-------- RECORDS
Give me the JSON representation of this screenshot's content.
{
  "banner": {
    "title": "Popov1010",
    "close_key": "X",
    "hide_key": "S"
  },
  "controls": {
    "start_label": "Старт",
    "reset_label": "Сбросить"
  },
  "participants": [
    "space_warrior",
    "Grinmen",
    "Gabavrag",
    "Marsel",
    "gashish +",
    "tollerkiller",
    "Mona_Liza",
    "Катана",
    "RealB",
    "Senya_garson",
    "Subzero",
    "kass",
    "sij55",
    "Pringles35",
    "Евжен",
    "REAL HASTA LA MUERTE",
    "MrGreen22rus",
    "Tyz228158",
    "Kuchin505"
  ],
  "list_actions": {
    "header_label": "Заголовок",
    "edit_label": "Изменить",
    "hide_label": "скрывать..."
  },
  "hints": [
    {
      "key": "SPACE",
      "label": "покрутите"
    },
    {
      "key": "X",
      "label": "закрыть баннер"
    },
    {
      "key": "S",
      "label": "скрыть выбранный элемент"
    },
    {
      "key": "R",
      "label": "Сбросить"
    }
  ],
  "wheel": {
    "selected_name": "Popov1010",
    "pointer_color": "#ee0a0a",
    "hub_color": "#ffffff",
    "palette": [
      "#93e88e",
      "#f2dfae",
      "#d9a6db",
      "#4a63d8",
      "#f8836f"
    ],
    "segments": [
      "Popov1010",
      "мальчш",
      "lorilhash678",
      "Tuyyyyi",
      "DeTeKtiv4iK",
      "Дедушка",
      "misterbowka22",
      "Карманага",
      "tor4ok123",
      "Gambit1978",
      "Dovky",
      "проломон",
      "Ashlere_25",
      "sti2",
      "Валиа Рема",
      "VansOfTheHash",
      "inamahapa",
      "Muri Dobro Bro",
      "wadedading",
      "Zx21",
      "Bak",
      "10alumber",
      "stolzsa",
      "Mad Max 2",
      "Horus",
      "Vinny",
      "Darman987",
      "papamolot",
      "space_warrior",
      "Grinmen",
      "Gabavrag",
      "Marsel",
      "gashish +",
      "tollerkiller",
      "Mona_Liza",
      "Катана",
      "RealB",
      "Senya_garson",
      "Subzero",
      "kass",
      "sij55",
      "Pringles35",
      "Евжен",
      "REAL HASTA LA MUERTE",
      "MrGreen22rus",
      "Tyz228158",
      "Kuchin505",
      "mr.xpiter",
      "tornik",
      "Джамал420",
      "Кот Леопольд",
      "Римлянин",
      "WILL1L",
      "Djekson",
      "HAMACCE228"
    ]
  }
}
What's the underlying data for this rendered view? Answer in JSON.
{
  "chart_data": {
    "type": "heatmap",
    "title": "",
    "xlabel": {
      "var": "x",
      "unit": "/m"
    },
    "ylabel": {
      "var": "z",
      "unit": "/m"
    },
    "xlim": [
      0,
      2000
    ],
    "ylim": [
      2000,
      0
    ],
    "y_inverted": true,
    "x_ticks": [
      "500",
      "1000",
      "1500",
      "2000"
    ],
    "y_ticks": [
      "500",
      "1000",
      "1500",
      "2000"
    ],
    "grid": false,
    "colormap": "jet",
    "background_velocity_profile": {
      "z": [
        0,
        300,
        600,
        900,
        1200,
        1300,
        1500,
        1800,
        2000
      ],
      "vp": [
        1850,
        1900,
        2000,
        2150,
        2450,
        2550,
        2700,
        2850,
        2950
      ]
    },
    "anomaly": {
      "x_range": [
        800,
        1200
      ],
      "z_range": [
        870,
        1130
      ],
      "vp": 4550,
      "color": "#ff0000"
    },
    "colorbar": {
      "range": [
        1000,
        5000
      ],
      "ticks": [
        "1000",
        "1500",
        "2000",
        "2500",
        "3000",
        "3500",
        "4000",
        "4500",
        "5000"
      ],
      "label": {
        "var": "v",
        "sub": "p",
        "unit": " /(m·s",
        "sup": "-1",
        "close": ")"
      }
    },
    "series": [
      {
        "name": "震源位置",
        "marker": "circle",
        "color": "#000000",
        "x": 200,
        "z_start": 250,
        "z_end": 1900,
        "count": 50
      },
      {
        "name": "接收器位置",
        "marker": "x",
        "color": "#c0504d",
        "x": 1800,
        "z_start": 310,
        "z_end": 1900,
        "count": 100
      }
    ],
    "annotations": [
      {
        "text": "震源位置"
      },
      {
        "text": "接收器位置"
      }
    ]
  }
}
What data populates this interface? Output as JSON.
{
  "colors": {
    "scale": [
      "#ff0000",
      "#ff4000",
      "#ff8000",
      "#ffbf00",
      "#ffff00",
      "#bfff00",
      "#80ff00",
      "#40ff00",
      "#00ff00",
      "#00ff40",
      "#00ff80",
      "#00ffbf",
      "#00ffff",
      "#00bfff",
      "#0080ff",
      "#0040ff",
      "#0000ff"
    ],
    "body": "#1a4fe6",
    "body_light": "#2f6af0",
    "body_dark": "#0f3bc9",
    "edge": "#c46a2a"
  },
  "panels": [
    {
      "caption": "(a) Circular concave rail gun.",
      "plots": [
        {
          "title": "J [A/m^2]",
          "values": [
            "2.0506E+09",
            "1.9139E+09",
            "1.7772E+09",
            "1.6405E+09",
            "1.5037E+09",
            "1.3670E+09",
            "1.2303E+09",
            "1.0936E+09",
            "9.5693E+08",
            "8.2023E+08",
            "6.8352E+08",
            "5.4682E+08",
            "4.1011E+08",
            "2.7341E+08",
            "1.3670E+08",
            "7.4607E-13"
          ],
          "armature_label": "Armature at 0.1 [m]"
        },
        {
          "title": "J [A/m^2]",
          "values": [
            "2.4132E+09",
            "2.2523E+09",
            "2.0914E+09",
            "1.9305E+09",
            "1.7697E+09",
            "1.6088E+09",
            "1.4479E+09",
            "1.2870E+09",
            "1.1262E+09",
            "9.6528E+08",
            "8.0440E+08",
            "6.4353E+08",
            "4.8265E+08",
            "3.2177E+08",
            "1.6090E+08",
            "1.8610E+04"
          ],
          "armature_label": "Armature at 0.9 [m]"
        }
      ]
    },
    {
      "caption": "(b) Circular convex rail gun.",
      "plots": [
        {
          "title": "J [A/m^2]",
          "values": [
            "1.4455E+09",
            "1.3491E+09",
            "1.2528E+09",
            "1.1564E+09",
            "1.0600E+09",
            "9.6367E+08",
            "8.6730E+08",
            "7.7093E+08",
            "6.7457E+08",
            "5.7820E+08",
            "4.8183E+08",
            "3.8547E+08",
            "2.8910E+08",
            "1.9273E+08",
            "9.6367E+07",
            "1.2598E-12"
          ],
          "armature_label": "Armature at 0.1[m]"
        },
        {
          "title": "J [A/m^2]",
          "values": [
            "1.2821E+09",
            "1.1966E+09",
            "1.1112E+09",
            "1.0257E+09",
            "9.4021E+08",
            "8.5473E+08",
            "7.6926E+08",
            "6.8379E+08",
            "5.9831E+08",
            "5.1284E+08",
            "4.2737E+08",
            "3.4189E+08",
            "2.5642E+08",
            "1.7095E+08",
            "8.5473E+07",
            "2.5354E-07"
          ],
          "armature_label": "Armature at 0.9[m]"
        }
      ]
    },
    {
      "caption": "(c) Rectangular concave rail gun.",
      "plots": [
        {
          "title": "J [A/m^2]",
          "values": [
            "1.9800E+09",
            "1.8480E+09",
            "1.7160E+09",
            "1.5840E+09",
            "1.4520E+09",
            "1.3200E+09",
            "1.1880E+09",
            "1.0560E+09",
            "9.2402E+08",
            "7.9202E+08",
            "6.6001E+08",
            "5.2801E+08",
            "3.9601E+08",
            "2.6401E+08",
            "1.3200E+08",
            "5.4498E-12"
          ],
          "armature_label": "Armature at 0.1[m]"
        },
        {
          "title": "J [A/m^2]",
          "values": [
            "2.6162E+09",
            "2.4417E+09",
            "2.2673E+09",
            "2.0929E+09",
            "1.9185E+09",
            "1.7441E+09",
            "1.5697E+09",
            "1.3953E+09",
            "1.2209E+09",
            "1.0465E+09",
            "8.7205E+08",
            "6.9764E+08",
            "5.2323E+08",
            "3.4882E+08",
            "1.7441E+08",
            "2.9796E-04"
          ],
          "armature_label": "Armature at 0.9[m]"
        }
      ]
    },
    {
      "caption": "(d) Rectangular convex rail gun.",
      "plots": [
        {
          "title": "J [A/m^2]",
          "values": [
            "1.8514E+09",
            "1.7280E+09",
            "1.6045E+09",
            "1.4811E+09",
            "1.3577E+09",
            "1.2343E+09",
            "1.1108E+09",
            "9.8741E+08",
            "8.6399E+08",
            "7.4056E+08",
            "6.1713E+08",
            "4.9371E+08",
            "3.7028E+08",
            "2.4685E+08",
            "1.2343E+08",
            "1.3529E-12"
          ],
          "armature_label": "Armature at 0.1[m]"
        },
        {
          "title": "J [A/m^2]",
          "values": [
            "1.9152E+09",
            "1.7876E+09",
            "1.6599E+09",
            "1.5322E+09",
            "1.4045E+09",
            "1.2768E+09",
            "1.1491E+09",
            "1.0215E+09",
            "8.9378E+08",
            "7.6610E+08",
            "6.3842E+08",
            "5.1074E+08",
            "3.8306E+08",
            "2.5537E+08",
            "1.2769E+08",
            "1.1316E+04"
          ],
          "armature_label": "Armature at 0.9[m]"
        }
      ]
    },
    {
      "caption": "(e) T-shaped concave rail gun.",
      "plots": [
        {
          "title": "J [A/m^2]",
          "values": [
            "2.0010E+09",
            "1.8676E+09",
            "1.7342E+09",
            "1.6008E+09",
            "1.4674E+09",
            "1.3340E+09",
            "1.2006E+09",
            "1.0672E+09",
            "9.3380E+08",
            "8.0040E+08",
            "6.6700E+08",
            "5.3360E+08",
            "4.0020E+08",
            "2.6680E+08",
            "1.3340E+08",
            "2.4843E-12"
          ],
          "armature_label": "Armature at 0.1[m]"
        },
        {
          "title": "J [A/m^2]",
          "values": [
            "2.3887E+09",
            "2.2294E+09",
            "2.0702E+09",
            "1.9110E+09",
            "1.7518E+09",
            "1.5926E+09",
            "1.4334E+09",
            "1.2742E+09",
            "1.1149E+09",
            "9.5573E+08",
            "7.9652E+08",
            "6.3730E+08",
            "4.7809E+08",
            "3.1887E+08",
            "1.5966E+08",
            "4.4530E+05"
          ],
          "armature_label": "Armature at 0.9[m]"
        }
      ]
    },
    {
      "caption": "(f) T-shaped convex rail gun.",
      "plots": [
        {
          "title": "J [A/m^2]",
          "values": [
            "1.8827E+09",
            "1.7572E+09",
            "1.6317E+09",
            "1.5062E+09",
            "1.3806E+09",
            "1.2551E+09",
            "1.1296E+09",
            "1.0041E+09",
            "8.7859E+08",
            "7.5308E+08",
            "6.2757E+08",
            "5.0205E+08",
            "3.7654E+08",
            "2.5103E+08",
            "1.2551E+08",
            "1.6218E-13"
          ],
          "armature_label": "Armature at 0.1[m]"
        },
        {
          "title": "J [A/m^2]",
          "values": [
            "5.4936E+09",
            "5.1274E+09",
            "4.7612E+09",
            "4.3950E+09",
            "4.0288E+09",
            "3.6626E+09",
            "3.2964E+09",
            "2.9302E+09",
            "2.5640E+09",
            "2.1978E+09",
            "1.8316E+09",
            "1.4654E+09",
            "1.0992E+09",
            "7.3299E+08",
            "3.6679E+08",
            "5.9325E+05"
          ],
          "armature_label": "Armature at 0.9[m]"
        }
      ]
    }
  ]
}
----------------
## DIRECTIONS
Above are the records. Copy every line in them holding "What".

## WRITTEN SOLUTION
What's the underlying data for this rendered view? Answer in JSON.
What data populates this interface? Output as JSON.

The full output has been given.